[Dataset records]
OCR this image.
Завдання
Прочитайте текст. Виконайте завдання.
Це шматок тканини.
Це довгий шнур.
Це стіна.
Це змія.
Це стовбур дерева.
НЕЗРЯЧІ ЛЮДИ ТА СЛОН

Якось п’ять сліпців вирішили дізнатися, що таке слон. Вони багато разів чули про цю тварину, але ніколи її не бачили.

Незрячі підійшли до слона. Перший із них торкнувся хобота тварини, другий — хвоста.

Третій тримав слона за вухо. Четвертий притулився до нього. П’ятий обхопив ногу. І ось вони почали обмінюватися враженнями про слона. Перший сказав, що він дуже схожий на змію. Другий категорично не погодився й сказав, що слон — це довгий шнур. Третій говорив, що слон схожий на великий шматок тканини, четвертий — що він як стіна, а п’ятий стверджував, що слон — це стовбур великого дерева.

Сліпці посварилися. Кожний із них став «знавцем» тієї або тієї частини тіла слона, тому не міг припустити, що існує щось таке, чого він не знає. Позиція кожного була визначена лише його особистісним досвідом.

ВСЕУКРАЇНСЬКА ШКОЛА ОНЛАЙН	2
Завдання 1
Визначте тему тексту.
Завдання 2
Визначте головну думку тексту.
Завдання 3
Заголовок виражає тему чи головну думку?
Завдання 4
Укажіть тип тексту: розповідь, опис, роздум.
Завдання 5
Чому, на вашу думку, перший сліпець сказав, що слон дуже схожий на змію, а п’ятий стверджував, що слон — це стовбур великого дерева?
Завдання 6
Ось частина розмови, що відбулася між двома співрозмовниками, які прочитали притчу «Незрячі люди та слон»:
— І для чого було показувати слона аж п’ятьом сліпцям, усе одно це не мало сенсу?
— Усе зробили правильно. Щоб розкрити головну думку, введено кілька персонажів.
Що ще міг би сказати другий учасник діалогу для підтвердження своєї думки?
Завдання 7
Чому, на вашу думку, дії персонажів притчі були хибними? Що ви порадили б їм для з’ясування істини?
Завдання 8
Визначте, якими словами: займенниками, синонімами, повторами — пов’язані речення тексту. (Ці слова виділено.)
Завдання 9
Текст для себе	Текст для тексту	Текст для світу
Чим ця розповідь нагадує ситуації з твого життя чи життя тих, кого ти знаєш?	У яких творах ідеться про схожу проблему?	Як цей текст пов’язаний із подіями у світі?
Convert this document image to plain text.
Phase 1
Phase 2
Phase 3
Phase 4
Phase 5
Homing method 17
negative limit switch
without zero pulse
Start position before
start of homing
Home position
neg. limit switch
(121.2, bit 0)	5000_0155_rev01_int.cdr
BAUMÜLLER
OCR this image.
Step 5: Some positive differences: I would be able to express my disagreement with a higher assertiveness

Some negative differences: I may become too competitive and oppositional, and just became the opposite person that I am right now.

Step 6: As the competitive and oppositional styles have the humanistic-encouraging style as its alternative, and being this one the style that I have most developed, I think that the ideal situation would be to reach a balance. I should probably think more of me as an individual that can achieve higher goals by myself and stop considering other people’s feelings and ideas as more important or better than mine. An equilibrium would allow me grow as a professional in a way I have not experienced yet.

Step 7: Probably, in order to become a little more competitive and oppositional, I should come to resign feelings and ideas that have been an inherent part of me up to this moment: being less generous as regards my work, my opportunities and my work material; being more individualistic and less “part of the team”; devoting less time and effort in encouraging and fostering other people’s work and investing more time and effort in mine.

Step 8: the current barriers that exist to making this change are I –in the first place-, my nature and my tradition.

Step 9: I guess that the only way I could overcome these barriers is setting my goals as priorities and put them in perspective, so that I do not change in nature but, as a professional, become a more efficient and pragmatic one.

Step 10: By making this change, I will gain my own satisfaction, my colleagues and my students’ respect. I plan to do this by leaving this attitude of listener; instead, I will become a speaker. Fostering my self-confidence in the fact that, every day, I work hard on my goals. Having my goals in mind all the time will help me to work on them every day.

**The problem:**
Reproduce the material verbatim, line by line.

**Reply to the task:**
OCR this image.
Завдання
Прочитайте текст. Виконайте завдання.
Це шматок тканини.
Це довгий шнур.
Це стіна.
Це змія.
Це стовбур дерева.
НЕЗРЯЧІ ЛЮДИ ТА СЛОН

Якось п’ять сліпців вирішили дізнатися, що таке слон. Вони багато разів чули про цю тварину, але ніколи її не бачили.

Незрячі підійшли до слона. Перший із них торкнувся хобота тварини, другий — хвоста.

Третій тримав слона за вухо. Четвертий притулився до нього. П’ятий обхопив ногу. І ось вони почали обмінюватися враженнями про слона. Перший сказав, що він дуже схожий на змію. Другий категорично не погодився й сказав, що слон — це довгий шнур. Третій говорив, що слон схожий на великий шматок тканини, четвертий — що він як стіна, а п’ятий стверджував, що слон — це стовбур великого дерева.

Сліпці посварилися. Кожний із них став «знавцем» тієї або тієї частини тіла слона, тому не міг припустити, що існує щось таке, чого він не знає. Позиція кожного була визначена лише його особистісним досвідом.

ВСЕУКРАЇНСЬКА ШКОЛА ОНЛАЙН	2
Завдання 1
Визначте тему тексту.
Завдання 2
Визначте головну думку тексту.
Завдання 3
Заголовок виражає тему чи головну думку?
Завдання 4
Укажіть тип тексту: розповідь, опис, роздум.
Завдання 5
Чому, на вашу думку, перший сліпець сказав, що слон дуже схожий на змію, а п’ятий стверджував, що слон — це стовбур великого дерева?
Завдання 6
Ось частина розмови, що відбулася між двома співрозмовниками, які прочитали притчу «Незрячі люди та слон»:
— І для чого було показувати слона аж п’ятьом сліпцям, усе одно це не мало сенсу?
— Усе зробили правильно. Щоб розкрити головну думку, введено кілька персонажів.
Що ще міг би сказати другий учасник діалогу для підтвердження своєї думки?
Завдання 7
Чому, на вашу думку, дії персонажів притчі були хибними? Що ви порадили б їм для з’ясування істини?
Завдання 8
Визначте, якими словами: займенниками, синонімами, повторами — пов’язані речення тексту. (Ці слова виділено.)
Завдання 9
Текст для себе	Текст для тексту	Текст для світу
Чим ця розповідь нагадує ситуації з твого життя чи життя тих, кого ти знаєш?	У яких творах ідеться про схожу проблему?	Як цей текст пов’язаний із подіями у світі?
Convert this document image to plain text.
Phase 1
Phase 2
Phase 3
Phase 4
Phase 5
Homing method 17
negative limit switch
without zero pulse
Start position before
start of homing
Home position
neg. limit switch
(121.2, bit 0)	5000_0155_rev01_int.cdr
BAUMÜLLER
OCR this image.
Step 5: Some positive differences: I would be able to express my disagreement with a higher assertiveness

Some negative differences: I may become too competitive and oppositional, and just became the opposite person that I am right now.

Step 6: As the competitive and oppositional styles have the humanistic-encouraging style as its alternative, and being this one the style that I have most developed, I think that the ideal situation would be to reach a balance. I should probably think more of me as an individual that can achieve higher goals by myself and stop considering other people’s feelings and ideas as more important or better than mine. An equilibrium would allow me grow as a professional in a way I have not experienced yet.

Step 7: Probably, in order to become a little more competitive and oppositional, I should come to resign feelings and ideas that have been an inherent part of me up to this moment: being less generous as regards my work, my opportunities and my work material; being more individualistic and less “part of the team”; devoting less time and effort in encouraging and fostering other people’s work and investing more time and effort in mine.

Step 8: the current barriers that exist to making this change are I –in the first place-, my nature and my tradition.

Step 9: I guess that the only way I could overcome these barriers is setting my goals as priorities and put them in perspective, so that I do not change in nature but, as a professional, become a more efficient and pragmatic one.

Step 10: By making this change, I will gain my own satisfaction, my colleagues and my students’ respect. I plan to do this by leaving this attitude of listener; instead, I will become a speaker. Fostering my self-confidence in the fact that, every day, I work hard on my goals. Having my goals in mind all the time will help me to work on them every day.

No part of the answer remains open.